What to work on ▸ Output each entry exactly; skip nothing.

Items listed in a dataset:
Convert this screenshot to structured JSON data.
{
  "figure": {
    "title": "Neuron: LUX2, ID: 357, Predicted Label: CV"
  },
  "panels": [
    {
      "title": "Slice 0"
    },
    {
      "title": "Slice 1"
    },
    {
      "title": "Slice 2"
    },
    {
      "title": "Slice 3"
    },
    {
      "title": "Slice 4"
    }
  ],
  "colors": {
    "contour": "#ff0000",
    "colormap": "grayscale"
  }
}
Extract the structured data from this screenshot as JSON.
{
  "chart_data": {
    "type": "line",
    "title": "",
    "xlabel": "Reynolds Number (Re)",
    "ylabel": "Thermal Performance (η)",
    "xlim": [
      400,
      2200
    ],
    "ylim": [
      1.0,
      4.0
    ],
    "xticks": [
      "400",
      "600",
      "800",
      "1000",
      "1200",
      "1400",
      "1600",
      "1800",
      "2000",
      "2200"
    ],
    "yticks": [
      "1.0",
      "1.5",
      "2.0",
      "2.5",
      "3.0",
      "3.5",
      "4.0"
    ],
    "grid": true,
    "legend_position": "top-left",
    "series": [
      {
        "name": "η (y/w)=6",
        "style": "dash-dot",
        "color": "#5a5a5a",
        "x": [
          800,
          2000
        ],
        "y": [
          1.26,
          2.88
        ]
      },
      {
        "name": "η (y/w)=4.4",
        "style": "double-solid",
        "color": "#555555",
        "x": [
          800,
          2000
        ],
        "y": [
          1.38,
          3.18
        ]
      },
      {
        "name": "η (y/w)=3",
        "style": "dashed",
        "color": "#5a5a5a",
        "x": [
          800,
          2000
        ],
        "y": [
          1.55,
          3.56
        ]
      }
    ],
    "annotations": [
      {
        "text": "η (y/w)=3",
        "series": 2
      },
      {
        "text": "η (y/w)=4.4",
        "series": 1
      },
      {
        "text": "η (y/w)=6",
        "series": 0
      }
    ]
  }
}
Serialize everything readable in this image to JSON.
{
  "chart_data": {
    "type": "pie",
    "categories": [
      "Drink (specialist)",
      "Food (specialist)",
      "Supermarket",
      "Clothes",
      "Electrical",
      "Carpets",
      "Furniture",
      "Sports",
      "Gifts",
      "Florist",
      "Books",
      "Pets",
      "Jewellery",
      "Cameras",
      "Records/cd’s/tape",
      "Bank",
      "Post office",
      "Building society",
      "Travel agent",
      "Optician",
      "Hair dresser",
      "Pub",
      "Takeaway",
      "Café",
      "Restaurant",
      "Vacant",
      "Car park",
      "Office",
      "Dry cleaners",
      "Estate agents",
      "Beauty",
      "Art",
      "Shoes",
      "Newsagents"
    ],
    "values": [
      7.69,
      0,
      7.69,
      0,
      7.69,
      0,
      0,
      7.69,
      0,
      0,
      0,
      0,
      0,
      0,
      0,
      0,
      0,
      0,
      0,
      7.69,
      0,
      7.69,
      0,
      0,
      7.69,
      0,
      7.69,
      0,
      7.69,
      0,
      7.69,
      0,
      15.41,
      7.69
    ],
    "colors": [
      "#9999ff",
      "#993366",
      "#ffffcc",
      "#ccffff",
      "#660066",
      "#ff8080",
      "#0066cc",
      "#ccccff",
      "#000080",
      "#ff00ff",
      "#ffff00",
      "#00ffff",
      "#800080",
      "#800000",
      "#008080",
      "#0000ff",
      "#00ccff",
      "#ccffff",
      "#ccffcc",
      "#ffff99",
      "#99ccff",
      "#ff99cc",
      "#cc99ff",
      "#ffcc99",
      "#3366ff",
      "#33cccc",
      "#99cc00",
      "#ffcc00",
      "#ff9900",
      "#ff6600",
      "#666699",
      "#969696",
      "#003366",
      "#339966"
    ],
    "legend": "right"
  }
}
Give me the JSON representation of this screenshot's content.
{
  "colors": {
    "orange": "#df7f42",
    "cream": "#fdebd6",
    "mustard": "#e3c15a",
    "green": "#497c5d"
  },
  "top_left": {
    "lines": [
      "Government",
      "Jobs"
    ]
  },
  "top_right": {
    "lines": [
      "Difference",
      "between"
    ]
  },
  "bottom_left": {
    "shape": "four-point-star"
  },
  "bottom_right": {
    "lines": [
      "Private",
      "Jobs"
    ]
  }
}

Written answer ▸
Convert this screenshot to structured JSON data.
{
  "figure": {
    "title": "Neuron: LUX2, ID: 357, Predicted Label: CV"
  },
  "panels": [
    {
      "title": "Slice 0"
    },
    {
      "title": "Slice 1"
    },
    {
      "title": "Slice 2"
    },
    {
      "title": "Slice 3"
    },
    {
      "title": "Slice 4"
    }
  ],
  "colors": {
    "contour": "#ff0000",
    "colormap": "grayscale"
  }
}
Extract the structured data from this screenshot as JSON.
{
  "chart_data": {
    "type": "line",
    "title": "",
    "xlabel": "Reynolds Number (Re)",
    "ylabel": "Thermal Performance (η)",
    "xlim": [
      400,
      2200
    ],
    "ylim": [
      1.0,
      4.0
    ],
    "xticks": [
      "400",
      "600",
      "800",
      "1000",
      "1200",
      "1400",
      "1600",
      "1800",
      "2000",
      "2200"
    ],
    "yticks": [
      "1.0",
      "1.5",
      "2.0",
      "2.5",
      "3.0",
      "3.5",
      "4.0"
    ],
    "grid": true,
    "legend_position": "top-left",
    "series": [
      {
        "name": "η (y/w)=6",
        "style": "dash-dot",
        "color": "#5a5a5a",
        "x": [
          800,
          2000
        ],
        "y": [
          1.26,
          2.88
        ]
      },
      {
        "name": "η (y/w)=4.4",
        "style": "double-solid",
        "color": "#555555",
        "x": [
          800,
          2000
        ],
        "y": [
          1.38,
          3.18
        ]
      },
      {
        "name": "η (y/w)=3",
        "style": "dashed",
        "color": "#5a5a5a",
        "x": [
          800,
          2000
        ],
        "y": [
          1.55,
          3.56
        ]
      }
    ],
    "annotations": [
      {
        "text": "η (y/w)=3",
        "series": 2
      },
      {
        "text": "η (y/w)=4.4",
        "series": 1
      },
      {
        "text": "η (y/w)=6",
        "series": 0
      }
    ]
  }
}
Serialize everything readable in this image to JSON.
{
  "chart_data": {
    "type": "pie",
    "categories": [
      "Drink (specialist)",
      "Food (specialist)",
      "Supermarket",
      "Clothes",
      "Electrical",
      "Carpets",
      "Furniture",
      "Sports",
      "Gifts",
      "Florist",
      "Books",
      "Pets",
      "Jewellery",
      "Cameras",
      "Records/cd’s/tape",
      "Bank",
      "Post office",
      "Building society",
      "Travel agent",
      "Optician",
      "Hair dresser",
      "Pub",
      "Takeaway",
      "Café",
      "Restaurant",
      "Vacant",
      "Car park",
      "Office",
      "Dry cleaners",
      "Estate agents",
      "Beauty",
      "Art",
      "Shoes",
      "Newsagents"
    ],
    "values": [
      7.69,
      0,
      7.69,
      0,
      7.69,
      0,
      0,
      7.69,
      0,
      0,
      0,
      0,
      0,
      0,
      0,
      0,
      0,
      0,
      0,
      7.69,
      0,
      7.69,
      0,
      0,
      7.69,
      0,
      7.69,
      0,
      7.69,
      0,
      7.69,
      0,
      15.41,
      7.69
    ],
    "colors": [
      "#9999ff",
      "#993366",
      "#ffffcc",
      "#ccffff",
      "#660066",
      "#ff8080",
      "#0066cc",
      "#ccccff",
      "#000080",
      "#ff00ff",
      "#ffff00",
      "#00ffff",
      "#800080",
      "#800000",
      "#008080",
      "#0000ff",
      "#00ccff",
      "#ccffff",
      "#ccffcc",
      "#ffff99",
      "#99ccff",
      "#ff99cc",
      "#cc99ff",
      "#ffcc99",
      "#3366ff",
      "#33cccc",
      "#99cc00",
      "#ffcc00",
      "#ff9900",
      "#ff6600",
      "#666699",
      "#969696",
      "#003366",
      "#339966"
    ],
    "legend": "right"
  }
}
Give me the JSON representation of this screenshot's content.
{
  "colors": {
    "orange": "#df7f42",
    "cream": "#fdebd6",
    "mustard": "#e3c15a",
    "green": "#497c5d"
  },
  "top_left": {
    "lines": [
      "Government",
      "Jobs"
    ]
  },
  "top_right": {
    "lines": [
      "Difference",
      "between"
    ]
  },
  "bottom_left": {
    "shape": "four-point-star"
  },
  "bottom_right": {
    "lines": [
      "Private",
      "Jobs"
    ]
  }
}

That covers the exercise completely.